— start Recorded information —
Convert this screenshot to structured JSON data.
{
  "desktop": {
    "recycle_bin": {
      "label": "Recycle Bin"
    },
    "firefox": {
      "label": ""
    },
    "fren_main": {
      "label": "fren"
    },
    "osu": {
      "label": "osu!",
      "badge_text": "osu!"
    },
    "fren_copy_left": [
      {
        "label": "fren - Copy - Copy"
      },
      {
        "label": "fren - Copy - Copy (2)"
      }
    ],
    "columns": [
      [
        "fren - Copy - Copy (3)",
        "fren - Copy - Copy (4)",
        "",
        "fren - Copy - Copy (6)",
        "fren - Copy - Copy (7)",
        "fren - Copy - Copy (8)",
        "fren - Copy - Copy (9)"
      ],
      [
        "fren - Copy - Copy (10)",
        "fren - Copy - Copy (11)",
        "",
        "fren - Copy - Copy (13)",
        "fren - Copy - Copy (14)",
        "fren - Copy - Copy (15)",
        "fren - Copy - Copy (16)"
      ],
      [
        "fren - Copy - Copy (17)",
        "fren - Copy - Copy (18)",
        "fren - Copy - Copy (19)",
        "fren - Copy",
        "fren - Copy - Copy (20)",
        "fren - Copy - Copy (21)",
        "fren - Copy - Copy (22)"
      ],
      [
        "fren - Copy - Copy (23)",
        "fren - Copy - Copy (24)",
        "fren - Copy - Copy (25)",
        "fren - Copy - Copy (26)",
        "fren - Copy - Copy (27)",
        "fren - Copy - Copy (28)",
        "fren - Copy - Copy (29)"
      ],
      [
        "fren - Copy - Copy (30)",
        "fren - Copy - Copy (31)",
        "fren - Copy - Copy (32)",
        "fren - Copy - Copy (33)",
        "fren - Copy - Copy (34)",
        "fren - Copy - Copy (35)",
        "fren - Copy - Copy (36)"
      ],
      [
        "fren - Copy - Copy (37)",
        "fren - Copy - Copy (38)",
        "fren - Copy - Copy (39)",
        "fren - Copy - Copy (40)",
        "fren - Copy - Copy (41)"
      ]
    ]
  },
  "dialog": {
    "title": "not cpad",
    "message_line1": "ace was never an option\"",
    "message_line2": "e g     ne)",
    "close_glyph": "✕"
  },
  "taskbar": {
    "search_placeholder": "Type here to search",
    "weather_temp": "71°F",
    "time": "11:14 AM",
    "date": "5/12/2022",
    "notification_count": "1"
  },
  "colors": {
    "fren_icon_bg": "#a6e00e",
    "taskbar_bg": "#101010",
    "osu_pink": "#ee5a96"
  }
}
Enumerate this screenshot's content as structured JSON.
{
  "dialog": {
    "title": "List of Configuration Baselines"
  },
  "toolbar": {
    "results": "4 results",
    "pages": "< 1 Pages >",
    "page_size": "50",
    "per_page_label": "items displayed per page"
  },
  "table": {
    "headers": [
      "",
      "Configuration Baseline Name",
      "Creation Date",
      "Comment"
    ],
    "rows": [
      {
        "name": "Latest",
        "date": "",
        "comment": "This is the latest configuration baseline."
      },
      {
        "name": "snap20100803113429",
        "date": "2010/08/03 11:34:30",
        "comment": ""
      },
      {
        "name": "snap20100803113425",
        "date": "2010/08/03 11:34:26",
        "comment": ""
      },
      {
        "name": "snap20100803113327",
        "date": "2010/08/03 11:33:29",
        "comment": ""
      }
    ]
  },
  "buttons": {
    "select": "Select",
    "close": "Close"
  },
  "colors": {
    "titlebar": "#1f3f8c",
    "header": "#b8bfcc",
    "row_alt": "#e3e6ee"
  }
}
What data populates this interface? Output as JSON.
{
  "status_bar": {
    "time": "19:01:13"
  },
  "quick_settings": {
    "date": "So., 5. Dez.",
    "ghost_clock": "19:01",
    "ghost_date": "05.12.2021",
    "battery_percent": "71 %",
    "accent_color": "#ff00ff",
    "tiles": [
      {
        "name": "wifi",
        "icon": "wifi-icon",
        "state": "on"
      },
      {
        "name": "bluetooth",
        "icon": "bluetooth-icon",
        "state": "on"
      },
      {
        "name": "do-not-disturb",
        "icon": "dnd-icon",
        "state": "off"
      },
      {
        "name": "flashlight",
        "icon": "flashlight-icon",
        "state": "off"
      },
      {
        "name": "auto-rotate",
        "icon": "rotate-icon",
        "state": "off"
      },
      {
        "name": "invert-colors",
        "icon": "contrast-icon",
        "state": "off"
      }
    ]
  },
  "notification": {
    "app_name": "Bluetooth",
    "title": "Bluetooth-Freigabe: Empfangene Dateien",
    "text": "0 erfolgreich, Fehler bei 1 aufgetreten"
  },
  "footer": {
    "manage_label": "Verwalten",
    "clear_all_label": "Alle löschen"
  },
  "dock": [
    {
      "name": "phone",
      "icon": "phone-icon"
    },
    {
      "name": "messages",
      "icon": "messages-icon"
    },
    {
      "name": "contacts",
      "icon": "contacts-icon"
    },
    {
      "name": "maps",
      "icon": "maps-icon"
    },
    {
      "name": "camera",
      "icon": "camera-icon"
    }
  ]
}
— end Recorded information —
**Written exercise**
Write the data out again in full and exactly.

**Reply to the exercise**
Convert this screenshot to structured JSON data.
{
  "desktop": {
    "recycle_bin": {
      "label": "Recycle Bin"
    },
    "firefox": {
      "label": ""
    },
    "fren_main": {
      "label": "fren"
    },
    "osu": {
      "label": "osu!",
      "badge_text": "osu!"
    },
    "fren_copy_left": [
      {
        "label": "fren - Copy - Copy"
      },
      {
        "label": "fren - Copy - Copy (2)"
      }
    ],
    "columns": [
      [
        "fren - Copy - Copy (3)",
        "fren - Copy - Copy (4)",
        "",
        "fren - Copy - Copy (6)",
        "fren - Copy - Copy (7)",
        "fren - Copy - Copy (8)",
        "fren - Copy - Copy (9)"
      ],
      [
        "fren - Copy - Copy (10)",
        "fren - Copy - Copy (11)",
        "",
        "fren - Copy - Copy (13)",
        "fren - Copy - Copy (14)",
        "fren - Copy - Copy (15)",
        "fren - Copy - Copy (16)"
      ],
      [
        "fren - Copy - Copy (17)",
        "fren - Copy - Copy (18)",
        "fren - Copy - Copy (19)",
        "fren - Copy",
        "fren - Copy - Copy (20)",
        "fren - Copy - Copy (21)",
        "fren - Copy - Copy (22)"
      ],
      [
        "fren - Copy - Copy (23)",
        "fren - Copy - Copy (24)",
        "fren - Copy - Copy (25)",
        "fren - Copy - Copy (26)",
        "fren - Copy - Copy (27)",
        "fren - Copy - Copy (28)",
        "fren - Copy - Copy (29)"
      ],
      [
        "fren - Copy - Copy (30)",
        "fren - Copy - Copy (31)",
        "fren - Copy - Copy (32)",
        "fren - Copy - Copy (33)",
        "fren - Copy - Copy (34)",
        "fren - Copy - Copy (35)",
        "fren - Copy - Copy (36)"
      ],
      [
        "fren - Copy - Copy (37)",
        "fren - Copy - Copy (38)",
        "fren - Copy - Copy (39)",
        "fren - Copy - Copy (40)",
        "fren - Copy - Copy (41)"
      ]
    ]
  },
  "dialog": {
    "title": "not cpad",
    "message_line1": "ace was never an option\"",
    "message_line2": "e g     ne)",
    "close_glyph": "✕"
  },
  "taskbar": {
    "search_placeholder": "Type here to search",
    "weather_temp": "71°F",
    "time": "11:14 AM",
    "date": "5/12/2022",
    "notification_count": "1"
  },
  "colors": {
    "fren_icon_bg": "#a6e00e",
    "taskbar_bg": "#101010",
    "osu_pink": "#ee5a96"
  }
}
Enumerate this screenshot's content as structured JSON.
{
  "dialog": {
    "title": "List of Configuration Baselines"
  },
  "toolbar": {
    "results": "4 results",
    "pages": "< 1 Pages >",
    "page_size": "50",
    "per_page_label": "items displayed per page"
  },
  "table": {
    "headers": [
      "",
      "Configuration Baseline Name",
      "Creation Date",
      "Comment"
    ],
    "rows": [
      {
        "name": "Latest",
        "date": "",
        "comment": "This is the latest configuration baseline."
      },
      {
        "name": "snap20100803113429",
        "date": "2010/08/03 11:34:30",
        "comment": ""
      },
      {
        "name": "snap20100803113425",
        "date": "2010/08/03 11:34:26",
        "comment": ""
      },
      {
        "name": "snap20100803113327",
        "date": "2010/08/03 11:33:29",
        "comment": ""
      }
    ]
  },
  "buttons": {
    "select": "Select",
    "close": "Close"
  },
  "colors": {
    "titlebar": "#1f3f8c",
    "header": "#b8bfcc",
    "row_alt": "#e3e6ee"
  }
}
What data populates this interface? Output as JSON.
{
  "status_bar": {
    "time": "19:01:13"
  },
  "quick_settings": {
    "date": "So., 5. Dez.",
    "ghost_clock": "19:01",
    "ghost_date": "05.12.2021",
    "battery_percent": "71 %",
    "accent_color": "#ff00ff",
    "tiles": [
      {
        "name": "wifi",
        "icon": "wifi-icon",
        "state": "on"
      },
      {
        "name": "bluetooth",
        "icon": "bluetooth-icon",
        "state": "on"
      },
      {
        "name": "do-not-disturb",
        "icon": "dnd-icon",
        "state": "off"
      },
      {
        "name": "flashlight",
        "icon": "flashlight-icon",
        "state": "off"
      },
      {
        "name": "auto-rotate",
        "icon": "rotate-icon",
        "state": "off"
      },
      {
        "name": "invert-colors",
        "icon": "contrast-icon",
        "state": "off"
      }
    ]
  },
  "notification": {
    "app_name": "Bluetooth",
    "title": "Bluetooth-Freigabe: Empfangene Dateien",
    "text": "0 erfolgreich, Fehler bei 1 aufgetreten"
  },
  "footer": {
    "manage_label": "Verwalten",
    "clear_all_label": "Alle löschen"
  },
  "dock": [
    {
      "name": "phone",
      "icon": "phone-icon"
    },
    {
      "name": "messages",
      "icon": "messages-icon"
    },
    {
      "name": "contacts",
      "icon": "contacts-icon"
    },
    {
      "name": "maps",
      "icon": "maps-icon"
    },
    {
      "name": "camera",
      "icon": "camera-icon"
    }
  ]
}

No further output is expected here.